[Begin INFORMATION GIVEN]
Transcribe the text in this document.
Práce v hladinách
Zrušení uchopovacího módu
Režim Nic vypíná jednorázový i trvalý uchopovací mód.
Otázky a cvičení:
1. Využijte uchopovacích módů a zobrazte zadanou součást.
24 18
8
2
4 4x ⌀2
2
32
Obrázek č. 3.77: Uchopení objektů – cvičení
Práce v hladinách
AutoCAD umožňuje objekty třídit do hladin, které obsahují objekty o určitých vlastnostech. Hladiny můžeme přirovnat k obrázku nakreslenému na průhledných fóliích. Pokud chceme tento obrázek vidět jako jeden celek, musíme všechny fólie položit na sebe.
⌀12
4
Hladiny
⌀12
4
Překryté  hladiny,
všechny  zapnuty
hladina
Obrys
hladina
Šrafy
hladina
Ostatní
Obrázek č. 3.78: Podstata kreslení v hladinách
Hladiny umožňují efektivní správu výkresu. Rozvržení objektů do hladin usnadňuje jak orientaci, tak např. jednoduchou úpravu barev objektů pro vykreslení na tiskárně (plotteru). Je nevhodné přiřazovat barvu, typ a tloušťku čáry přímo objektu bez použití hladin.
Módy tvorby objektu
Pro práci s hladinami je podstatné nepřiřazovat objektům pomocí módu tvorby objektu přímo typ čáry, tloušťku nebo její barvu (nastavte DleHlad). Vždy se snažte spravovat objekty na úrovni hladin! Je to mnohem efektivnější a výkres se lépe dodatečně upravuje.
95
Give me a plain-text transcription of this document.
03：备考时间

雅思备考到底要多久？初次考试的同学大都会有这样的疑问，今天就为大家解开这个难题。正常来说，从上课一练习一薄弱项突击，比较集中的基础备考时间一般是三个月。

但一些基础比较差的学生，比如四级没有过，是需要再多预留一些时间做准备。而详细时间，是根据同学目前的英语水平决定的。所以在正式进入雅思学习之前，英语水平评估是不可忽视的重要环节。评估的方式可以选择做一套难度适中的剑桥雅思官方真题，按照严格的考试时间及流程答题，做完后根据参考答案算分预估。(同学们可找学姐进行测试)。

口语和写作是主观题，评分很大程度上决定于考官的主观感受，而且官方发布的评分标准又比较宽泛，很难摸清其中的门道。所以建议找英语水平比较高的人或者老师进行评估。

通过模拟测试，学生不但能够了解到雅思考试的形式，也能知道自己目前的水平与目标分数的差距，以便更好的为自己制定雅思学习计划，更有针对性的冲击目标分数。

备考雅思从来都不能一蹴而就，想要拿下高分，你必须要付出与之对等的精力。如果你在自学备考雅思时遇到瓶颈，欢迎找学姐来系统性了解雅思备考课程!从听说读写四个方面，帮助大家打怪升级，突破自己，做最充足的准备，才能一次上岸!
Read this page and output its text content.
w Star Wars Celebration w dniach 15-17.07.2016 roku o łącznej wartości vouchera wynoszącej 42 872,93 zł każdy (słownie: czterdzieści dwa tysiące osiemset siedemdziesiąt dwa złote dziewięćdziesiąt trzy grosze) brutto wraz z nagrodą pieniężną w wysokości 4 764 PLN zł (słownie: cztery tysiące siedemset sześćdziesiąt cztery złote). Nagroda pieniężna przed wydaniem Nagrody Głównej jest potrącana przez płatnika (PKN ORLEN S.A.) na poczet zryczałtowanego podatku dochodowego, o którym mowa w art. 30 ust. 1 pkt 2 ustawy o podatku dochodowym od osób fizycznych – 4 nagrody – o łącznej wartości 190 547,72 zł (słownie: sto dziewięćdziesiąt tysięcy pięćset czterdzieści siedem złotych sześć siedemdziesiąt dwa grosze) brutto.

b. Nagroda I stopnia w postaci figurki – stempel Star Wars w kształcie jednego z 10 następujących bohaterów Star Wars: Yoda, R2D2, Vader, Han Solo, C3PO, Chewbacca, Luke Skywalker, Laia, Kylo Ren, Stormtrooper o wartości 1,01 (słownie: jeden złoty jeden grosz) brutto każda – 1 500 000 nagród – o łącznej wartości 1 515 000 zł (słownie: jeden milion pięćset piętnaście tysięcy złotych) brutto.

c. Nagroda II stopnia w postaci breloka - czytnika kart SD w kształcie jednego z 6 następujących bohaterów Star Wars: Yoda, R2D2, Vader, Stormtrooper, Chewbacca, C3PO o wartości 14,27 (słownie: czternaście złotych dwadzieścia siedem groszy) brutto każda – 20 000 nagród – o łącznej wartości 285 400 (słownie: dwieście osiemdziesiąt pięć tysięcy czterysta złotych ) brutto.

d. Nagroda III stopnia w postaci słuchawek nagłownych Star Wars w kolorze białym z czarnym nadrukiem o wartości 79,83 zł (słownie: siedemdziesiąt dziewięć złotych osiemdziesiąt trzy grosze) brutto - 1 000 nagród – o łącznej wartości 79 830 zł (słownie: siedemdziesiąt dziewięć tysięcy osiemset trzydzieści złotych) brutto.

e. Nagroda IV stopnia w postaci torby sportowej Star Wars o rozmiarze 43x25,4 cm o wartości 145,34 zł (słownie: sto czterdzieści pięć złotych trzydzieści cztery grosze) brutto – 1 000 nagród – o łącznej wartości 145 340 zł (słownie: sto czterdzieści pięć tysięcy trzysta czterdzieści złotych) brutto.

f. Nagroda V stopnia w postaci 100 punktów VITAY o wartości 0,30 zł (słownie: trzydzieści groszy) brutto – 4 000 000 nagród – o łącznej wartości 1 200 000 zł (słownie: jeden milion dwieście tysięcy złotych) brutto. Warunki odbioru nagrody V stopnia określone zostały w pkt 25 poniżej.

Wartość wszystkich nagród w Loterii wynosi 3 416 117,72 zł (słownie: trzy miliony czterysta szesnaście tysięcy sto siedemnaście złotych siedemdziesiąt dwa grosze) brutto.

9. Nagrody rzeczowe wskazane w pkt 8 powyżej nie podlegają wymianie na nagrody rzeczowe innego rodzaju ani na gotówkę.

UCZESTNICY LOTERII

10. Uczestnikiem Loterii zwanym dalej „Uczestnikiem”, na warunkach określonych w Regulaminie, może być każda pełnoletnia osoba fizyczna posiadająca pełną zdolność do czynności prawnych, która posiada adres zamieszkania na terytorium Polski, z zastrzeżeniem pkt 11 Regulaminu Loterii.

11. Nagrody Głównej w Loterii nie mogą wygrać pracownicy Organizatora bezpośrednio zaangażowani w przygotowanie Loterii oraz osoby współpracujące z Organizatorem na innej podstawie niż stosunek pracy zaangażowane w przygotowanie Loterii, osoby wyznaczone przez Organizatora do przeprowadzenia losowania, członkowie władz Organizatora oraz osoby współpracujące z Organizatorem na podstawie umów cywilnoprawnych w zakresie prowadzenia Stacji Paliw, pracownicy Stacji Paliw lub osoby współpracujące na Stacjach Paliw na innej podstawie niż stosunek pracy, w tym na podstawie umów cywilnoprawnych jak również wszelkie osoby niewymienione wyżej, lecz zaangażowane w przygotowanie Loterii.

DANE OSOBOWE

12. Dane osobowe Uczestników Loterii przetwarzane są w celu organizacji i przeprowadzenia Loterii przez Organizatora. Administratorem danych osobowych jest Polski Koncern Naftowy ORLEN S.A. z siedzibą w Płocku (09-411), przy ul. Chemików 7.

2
[End INFORMATION GIVEN]
Every record above should be copied exactly.

Transcribe the text in this document.
Práce v hladinách
Zrušení uchopovacího módu
Režim Nic vypíná jednorázový i trvalý uchopovací mód.
Otázky a cvičení:
1. Využijte uchopovacích módů a zobrazte zadanou součást.
24 18
8
2
4 4x ⌀2
2
32
Obrázek č. 3.77: Uchopení objektů – cvičení
Práce v hladinách
AutoCAD umožňuje objekty třídit do hladin, které obsahují objekty o určitých vlastnostech. Hladiny můžeme přirovnat k obrázku nakreslenému na průhledných fóliích. Pokud chceme tento obrázek vidět jako jeden celek, musíme všechny fólie položit na sebe.
⌀12
4
Hladiny
⌀12
4
Překryté  hladiny,
všechny  zapnuty
hladina
Obrys
hladina
Šrafy
hladina
Ostatní
Obrázek č. 3.78: Podstata kreslení v hladinách
Hladiny umožňují efektivní správu výkresu. Rozvržení objektů do hladin usnadňuje jak orientaci, tak např. jednoduchou úpravu barev objektů pro vykreslení na tiskárně (plotteru). Je nevhodné přiřazovat barvu, typ a tloušťku čáry přímo objektu bez použití hladin.
Módy tvorby objektu
Pro práci s hladinami je podstatné nepřiřazovat objektům pomocí módu tvorby objektu přímo typ čáry, tloušťku nebo její barvu (nastavte DleHlad). Vždy se snažte spravovat objekty na úrovni hladin! Je to mnohem efektivnější a výkres se lépe dodatečně upravuje.
95
Give me a plain-text transcription of this document.
03：备考时间

雅思备考到底要多久？初次考试的同学大都会有这样的疑问，今天就为大家解开这个难题。正常来说，从上课一练习一薄弱项突击，比较集中的基础备考时间一般是三个月。

但一些基础比较差的学生，比如四级没有过，是需要再多预留一些时间做准备。而详细时间，是根据同学目前的英语水平决定的。所以在正式进入雅思学习之前，英语水平评估是不可忽视的重要环节。评估的方式可以选择做一套难度适中的剑桥雅思官方真题，按照严格的考试时间及流程答题，做完后根据参考答案算分预估。(同学们可找学姐进行测试)。

口语和写作是主观题，评分很大程度上决定于考官的主观感受，而且官方发布的评分标准又比较宽泛，很难摸清其中的门道。所以建议找英语水平比较高的人或者老师进行评估。

通过模拟测试，学生不但能够了解到雅思考试的形式，也能知道自己目前的水平与目标分数的差距，以便更好的为自己制定雅思学习计划，更有针对性的冲击目标分数。

备考雅思从来都不能一蹴而就，想要拿下高分，你必须要付出与之对等的精力。如果你在自学备考雅思时遇到瓶颈，欢迎找学姐来系统性了解雅思备考课程!从听说读写四个方面，帮助大家打怪升级，突破自己，做最充足的准备，才能一次上岸!
Read this page and output its text content.
w Star Wars Celebration w dniach 15-17.07.2016 roku o łącznej wartości vouchera wynoszącej 42 872,93 zł każdy (słownie: czterdzieści dwa tysiące osiemset siedemdziesiąt dwa złote dziewięćdziesiąt trzy grosze) brutto wraz z nagrodą pieniężną w wysokości 4 764 PLN zł (słownie: cztery tysiące siedemset sześćdziesiąt cztery złote). Nagroda pieniężna przed wydaniem Nagrody Głównej jest potrącana przez płatnika (PKN ORLEN S.A.) na poczet zryczałtowanego podatku dochodowego, o którym mowa w art. 30 ust. 1 pkt 2 ustawy o podatku dochodowym od osób fizycznych – 4 nagrody – o łącznej wartości 190 547,72 zł (słownie: sto dziewięćdziesiąt tysięcy pięćset czterdzieści siedem złotych sześć siedemdziesiąt dwa grosze) brutto.

b. Nagroda I stopnia w postaci figurki – stempel Star Wars w kształcie jednego z 10 następujących bohaterów Star Wars: Yoda, R2D2, Vader, Han Solo, C3PO, Chewbacca, Luke Skywalker, Laia, Kylo Ren, Stormtrooper o wartości 1,01 (słownie: jeden złoty jeden grosz) brutto każda – 1 500 000 nagród – o łącznej wartości 1 515 000 zł (słownie: jeden milion pięćset piętnaście tysięcy złotych) brutto.

c. Nagroda II stopnia w postaci breloka - czytnika kart SD w kształcie jednego z 6 następujących bohaterów Star Wars: Yoda, R2D2, Vader, Stormtrooper, Chewbacca, C3PO o wartości 14,27 (słownie: czternaście złotych dwadzieścia siedem groszy) brutto każda – 20 000 nagród – o łącznej wartości 285 400 (słownie: dwieście osiemdziesiąt pięć tysięcy czterysta złotych ) brutto.

d. Nagroda III stopnia w postaci słuchawek nagłownych Star Wars w kolorze białym z czarnym nadrukiem o wartości 79,83 zł (słownie: siedemdziesiąt dziewięć złotych osiemdziesiąt trzy grosze) brutto - 1 000 nagród – o łącznej wartości 79 830 zł (słownie: siedemdziesiąt dziewięć tysięcy osiemset trzydzieści złotych) brutto.

e. Nagroda IV stopnia w postaci torby sportowej Star Wars o rozmiarze 43x25,4 cm o wartości 145,34 zł (słownie: sto czterdzieści pięć złotych trzydzieści cztery grosze) brutto – 1 000 nagród – o łącznej wartości 145 340 zł (słownie: sto czterdzieści pięć tysięcy trzysta czterdzieści złotych) brutto.

f. Nagroda V stopnia w postaci 100 punktów VITAY o wartości 0,30 zł (słownie: trzydzieści groszy) brutto – 4 000 000 nagród – o łącznej wartości 1 200 000 zł (słownie: jeden milion dwieście tysięcy złotych) brutto. Warunki odbioru nagrody V stopnia określone zostały w pkt 25 poniżej.

Wartość wszystkich nagród w Loterii wynosi 3 416 117,72 zł (słownie: trzy miliony czterysta szesnaście tysięcy sto siedemnaście złotych siedemdziesiąt dwa grosze) brutto.

9. Nagrody rzeczowe wskazane w pkt 8 powyżej nie podlegają wymianie na nagrody rzeczowe innego rodzaju ani na gotówkę.

UCZESTNICY LOTERII

10. Uczestnikiem Loterii zwanym dalej „Uczestnikiem”, na warunkach określonych w Regulaminie, może być każda pełnoletnia osoba fizyczna posiadająca pełną zdolność do czynności prawnych, która posiada adres zamieszkania na terytorium Polski, z zastrzeżeniem pkt 11 Regulaminu Loterii.

11. Nagrody Głównej w Loterii nie mogą wygrać pracownicy Organizatora bezpośrednio zaangażowani w przygotowanie Loterii oraz osoby współpracujące z Organizatorem na innej podstawie niż stosunek pracy zaangażowane w przygotowanie Loterii, osoby wyznaczone przez Organizatora do przeprowadzenia losowania, członkowie władz Organizatora oraz osoby współpracujące z Organizatorem na podstawie umów cywilnoprawnych w zakresie prowadzenia Stacji Paliw, pracownicy Stacji Paliw lub osoby współpracujące na Stacjach Paliw na innej podstawie niż stosunek pracy, w tym na podstawie umów cywilnoprawnych jak również wszelkie osoby niewymienione wyżej, lecz zaangażowane w przygotowanie Loterii.

DANE OSOBOWE

12. Dane osobowe Uczestników Loterii przetwarzane są w celu organizacji i przeprowadzenia Loterii przez Organizatora. Administratorem danych osobowych jest Polski Koncern Naftowy ORLEN S.A. z siedzibą w Płocku (09-411), przy ul. Chemików 7.

2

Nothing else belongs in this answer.